● **MATERIAL SHOWN**:
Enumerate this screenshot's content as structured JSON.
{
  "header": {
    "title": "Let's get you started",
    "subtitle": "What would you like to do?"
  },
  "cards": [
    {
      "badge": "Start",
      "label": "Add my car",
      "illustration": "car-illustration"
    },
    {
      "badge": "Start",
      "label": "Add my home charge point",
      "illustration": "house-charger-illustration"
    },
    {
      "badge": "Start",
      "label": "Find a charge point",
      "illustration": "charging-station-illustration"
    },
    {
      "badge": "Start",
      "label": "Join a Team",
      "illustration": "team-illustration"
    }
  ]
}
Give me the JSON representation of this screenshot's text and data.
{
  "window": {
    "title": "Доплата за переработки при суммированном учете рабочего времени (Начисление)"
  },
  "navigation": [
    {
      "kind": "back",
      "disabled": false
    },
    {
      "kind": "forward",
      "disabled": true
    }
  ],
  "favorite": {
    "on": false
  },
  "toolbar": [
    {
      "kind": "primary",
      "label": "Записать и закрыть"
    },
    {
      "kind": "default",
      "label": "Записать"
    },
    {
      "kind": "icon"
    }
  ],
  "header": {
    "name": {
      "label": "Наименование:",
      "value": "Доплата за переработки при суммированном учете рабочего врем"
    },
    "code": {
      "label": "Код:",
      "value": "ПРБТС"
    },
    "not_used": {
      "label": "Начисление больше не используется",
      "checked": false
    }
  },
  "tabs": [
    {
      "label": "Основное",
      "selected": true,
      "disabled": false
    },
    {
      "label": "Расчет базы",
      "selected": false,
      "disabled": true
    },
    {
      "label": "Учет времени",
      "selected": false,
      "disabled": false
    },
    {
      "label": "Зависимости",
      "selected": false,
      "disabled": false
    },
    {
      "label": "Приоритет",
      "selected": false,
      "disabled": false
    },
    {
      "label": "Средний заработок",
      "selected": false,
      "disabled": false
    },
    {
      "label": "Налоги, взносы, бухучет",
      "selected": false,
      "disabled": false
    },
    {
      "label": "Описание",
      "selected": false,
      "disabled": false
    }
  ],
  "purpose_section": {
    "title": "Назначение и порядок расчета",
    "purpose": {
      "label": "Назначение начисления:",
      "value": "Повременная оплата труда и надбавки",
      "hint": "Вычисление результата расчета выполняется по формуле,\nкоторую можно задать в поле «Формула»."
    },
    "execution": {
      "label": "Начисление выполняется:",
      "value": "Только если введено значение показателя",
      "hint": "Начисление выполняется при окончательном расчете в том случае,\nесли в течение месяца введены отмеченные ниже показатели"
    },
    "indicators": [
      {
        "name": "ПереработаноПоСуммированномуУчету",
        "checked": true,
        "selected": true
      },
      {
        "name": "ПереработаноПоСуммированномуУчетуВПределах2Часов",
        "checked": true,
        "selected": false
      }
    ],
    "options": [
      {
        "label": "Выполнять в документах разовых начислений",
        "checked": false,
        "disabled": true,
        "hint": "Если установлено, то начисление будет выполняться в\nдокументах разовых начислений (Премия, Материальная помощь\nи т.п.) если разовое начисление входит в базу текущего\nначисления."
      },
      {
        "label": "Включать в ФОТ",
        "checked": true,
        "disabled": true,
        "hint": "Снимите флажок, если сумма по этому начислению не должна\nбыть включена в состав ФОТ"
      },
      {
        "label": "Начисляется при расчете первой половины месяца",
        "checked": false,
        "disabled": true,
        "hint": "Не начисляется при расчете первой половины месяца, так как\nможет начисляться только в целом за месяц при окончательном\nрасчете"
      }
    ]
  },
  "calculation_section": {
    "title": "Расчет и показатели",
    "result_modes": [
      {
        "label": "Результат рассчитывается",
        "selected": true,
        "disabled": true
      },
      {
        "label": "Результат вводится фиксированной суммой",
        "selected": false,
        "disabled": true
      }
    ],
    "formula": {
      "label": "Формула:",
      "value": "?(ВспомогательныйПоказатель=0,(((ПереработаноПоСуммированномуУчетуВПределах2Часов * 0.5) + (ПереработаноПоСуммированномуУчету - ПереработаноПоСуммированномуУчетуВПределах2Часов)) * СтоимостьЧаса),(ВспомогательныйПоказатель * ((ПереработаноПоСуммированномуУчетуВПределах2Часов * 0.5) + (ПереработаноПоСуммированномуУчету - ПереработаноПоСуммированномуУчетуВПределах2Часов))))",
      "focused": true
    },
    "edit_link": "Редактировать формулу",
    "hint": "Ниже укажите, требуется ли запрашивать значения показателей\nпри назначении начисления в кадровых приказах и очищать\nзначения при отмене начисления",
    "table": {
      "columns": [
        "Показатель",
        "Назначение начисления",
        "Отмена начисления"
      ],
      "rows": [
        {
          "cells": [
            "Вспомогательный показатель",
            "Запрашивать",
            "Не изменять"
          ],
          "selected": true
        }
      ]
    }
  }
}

● **WHAT IS BEING ASKED**:
State the number of lines above that hold the string "point", with nothing added.

● **RESPONSE**:
2